* BEGIN AVAILABLE DATA *

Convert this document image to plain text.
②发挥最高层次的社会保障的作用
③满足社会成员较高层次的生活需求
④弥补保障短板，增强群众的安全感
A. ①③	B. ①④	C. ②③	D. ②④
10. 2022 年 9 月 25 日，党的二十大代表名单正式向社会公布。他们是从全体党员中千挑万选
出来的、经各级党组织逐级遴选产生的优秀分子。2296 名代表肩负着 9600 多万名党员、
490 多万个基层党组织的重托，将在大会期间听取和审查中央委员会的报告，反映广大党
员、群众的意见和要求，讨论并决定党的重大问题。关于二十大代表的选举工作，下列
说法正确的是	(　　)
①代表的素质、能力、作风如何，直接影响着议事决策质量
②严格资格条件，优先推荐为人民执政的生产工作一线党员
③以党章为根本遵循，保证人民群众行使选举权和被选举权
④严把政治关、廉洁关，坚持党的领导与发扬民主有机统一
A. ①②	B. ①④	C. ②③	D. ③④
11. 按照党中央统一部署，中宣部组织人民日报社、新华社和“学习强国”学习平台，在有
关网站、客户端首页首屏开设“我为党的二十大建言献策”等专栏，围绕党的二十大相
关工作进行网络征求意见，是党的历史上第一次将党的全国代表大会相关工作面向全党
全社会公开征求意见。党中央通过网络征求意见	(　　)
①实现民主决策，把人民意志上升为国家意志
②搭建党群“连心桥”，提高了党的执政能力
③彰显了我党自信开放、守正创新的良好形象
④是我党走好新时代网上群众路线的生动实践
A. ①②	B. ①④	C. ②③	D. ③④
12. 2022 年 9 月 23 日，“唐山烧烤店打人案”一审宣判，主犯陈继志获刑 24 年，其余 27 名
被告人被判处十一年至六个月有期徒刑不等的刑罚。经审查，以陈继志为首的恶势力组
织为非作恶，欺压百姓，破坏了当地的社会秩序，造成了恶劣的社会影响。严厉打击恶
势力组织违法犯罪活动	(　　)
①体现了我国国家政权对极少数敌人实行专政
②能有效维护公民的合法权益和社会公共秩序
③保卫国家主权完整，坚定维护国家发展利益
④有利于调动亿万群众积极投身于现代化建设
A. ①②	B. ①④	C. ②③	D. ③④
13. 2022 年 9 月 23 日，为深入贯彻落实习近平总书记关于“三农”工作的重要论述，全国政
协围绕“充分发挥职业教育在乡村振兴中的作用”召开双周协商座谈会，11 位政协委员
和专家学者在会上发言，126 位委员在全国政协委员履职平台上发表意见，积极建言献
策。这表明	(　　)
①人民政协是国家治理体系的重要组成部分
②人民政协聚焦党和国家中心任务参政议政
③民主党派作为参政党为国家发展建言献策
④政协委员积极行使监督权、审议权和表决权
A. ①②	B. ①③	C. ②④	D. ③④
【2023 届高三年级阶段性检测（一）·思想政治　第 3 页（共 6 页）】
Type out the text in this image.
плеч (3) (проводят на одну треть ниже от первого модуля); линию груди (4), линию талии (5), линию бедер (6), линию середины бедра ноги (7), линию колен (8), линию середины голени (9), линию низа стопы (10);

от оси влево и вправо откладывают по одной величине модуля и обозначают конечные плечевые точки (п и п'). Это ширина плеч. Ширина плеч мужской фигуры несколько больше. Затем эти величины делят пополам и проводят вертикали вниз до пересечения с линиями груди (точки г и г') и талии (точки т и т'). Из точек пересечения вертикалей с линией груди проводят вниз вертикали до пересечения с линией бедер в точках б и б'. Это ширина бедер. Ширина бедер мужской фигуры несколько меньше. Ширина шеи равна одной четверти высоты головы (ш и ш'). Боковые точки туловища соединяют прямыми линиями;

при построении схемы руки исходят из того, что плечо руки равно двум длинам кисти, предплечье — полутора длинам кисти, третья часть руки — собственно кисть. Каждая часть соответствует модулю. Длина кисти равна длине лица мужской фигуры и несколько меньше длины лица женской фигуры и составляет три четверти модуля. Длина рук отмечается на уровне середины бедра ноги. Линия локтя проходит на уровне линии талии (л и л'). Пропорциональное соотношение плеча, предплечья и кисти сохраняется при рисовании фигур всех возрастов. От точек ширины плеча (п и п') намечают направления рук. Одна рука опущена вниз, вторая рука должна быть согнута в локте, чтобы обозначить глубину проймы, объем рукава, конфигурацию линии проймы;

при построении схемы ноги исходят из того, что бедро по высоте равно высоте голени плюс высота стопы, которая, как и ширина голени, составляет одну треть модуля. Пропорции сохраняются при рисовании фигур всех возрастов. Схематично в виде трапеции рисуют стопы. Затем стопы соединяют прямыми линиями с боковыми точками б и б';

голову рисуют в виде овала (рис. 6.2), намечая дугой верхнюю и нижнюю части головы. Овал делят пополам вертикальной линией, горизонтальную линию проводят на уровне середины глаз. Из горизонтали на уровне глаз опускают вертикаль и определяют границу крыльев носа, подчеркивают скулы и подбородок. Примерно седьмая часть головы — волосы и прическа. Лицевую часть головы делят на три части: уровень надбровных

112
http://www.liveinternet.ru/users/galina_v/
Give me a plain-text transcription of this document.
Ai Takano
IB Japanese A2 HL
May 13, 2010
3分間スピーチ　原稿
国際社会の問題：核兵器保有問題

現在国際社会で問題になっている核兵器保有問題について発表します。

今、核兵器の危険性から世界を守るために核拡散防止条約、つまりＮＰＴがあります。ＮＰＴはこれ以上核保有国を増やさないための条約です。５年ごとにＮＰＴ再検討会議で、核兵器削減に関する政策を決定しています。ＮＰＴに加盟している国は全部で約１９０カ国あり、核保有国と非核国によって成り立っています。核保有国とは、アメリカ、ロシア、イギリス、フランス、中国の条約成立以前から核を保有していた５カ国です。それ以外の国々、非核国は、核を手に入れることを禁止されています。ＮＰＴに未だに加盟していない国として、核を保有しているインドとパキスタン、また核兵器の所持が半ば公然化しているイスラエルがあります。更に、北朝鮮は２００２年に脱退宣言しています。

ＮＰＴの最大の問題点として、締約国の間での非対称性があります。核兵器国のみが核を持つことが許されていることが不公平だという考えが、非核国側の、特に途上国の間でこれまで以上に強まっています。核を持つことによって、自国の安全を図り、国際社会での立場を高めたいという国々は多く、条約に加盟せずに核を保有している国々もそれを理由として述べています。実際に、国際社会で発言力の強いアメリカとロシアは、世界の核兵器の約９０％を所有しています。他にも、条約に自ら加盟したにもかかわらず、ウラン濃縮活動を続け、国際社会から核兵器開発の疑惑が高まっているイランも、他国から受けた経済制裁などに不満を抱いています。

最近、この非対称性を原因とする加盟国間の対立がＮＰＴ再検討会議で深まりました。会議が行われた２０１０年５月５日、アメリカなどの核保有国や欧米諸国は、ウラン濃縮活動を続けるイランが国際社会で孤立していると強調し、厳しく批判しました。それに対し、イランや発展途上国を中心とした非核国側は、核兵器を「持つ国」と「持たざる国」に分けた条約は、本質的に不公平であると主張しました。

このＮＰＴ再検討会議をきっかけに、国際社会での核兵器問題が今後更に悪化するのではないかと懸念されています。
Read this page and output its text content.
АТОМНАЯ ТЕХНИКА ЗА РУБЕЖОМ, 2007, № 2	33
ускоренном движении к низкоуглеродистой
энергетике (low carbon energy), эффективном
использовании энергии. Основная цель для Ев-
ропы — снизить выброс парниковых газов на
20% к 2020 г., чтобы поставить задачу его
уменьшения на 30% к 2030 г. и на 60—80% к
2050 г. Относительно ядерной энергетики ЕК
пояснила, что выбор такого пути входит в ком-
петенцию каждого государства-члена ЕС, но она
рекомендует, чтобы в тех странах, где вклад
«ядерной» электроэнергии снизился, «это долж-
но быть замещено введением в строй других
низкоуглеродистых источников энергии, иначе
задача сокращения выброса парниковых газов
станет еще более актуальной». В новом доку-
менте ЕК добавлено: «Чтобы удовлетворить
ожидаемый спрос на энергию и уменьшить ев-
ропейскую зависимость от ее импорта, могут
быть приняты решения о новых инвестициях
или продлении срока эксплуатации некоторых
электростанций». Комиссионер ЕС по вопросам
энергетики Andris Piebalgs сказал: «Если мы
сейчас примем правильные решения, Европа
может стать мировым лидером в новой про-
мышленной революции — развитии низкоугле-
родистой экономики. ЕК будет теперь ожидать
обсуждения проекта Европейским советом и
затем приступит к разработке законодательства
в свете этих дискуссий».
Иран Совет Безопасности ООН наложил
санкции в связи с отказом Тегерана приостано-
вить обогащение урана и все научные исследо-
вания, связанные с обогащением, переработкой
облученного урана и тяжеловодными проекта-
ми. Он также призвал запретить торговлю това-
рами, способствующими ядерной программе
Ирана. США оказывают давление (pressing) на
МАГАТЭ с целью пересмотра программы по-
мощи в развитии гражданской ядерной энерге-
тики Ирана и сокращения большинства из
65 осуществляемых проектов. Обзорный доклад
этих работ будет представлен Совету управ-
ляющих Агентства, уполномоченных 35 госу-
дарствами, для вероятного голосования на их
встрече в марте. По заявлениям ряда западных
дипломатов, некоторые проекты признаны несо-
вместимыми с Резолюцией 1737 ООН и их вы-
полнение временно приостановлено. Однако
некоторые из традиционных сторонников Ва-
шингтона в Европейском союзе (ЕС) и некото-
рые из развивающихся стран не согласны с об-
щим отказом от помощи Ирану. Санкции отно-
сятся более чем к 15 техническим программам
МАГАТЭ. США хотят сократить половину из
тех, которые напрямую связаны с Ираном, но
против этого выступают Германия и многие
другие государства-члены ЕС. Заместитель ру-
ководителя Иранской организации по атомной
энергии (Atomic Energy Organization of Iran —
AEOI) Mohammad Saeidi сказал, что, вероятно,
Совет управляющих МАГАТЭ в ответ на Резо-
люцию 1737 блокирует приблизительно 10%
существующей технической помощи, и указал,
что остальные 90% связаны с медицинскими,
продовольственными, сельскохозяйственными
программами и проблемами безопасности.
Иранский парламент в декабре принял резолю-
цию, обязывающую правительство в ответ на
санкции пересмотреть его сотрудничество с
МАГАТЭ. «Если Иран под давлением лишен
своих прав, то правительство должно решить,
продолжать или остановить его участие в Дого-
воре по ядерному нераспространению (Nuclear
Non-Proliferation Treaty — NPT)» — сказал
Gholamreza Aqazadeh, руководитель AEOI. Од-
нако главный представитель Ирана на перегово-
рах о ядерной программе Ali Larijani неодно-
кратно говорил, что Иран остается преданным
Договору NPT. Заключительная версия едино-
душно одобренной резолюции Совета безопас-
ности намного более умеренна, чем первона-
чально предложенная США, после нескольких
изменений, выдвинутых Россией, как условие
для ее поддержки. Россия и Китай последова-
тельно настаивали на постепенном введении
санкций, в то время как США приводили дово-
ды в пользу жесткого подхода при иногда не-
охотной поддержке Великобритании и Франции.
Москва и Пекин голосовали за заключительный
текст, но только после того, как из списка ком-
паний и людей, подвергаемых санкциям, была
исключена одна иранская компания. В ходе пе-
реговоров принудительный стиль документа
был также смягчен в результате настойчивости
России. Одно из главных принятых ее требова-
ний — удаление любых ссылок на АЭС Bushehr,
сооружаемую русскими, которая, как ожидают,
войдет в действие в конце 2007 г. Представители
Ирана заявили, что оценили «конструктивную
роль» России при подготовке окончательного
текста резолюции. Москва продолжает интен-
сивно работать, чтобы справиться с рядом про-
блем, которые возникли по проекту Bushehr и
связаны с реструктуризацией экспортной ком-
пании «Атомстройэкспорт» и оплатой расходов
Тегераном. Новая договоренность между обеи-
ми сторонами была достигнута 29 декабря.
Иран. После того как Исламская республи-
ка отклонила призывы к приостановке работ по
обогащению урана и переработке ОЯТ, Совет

* END AVAILABLE DATA *

Read the lines above. Gather those in which the string "отказом" is found.

санкции в связи с отказом Тегерана приостано-
щим отказом от помощи Ирану. Санкции отно-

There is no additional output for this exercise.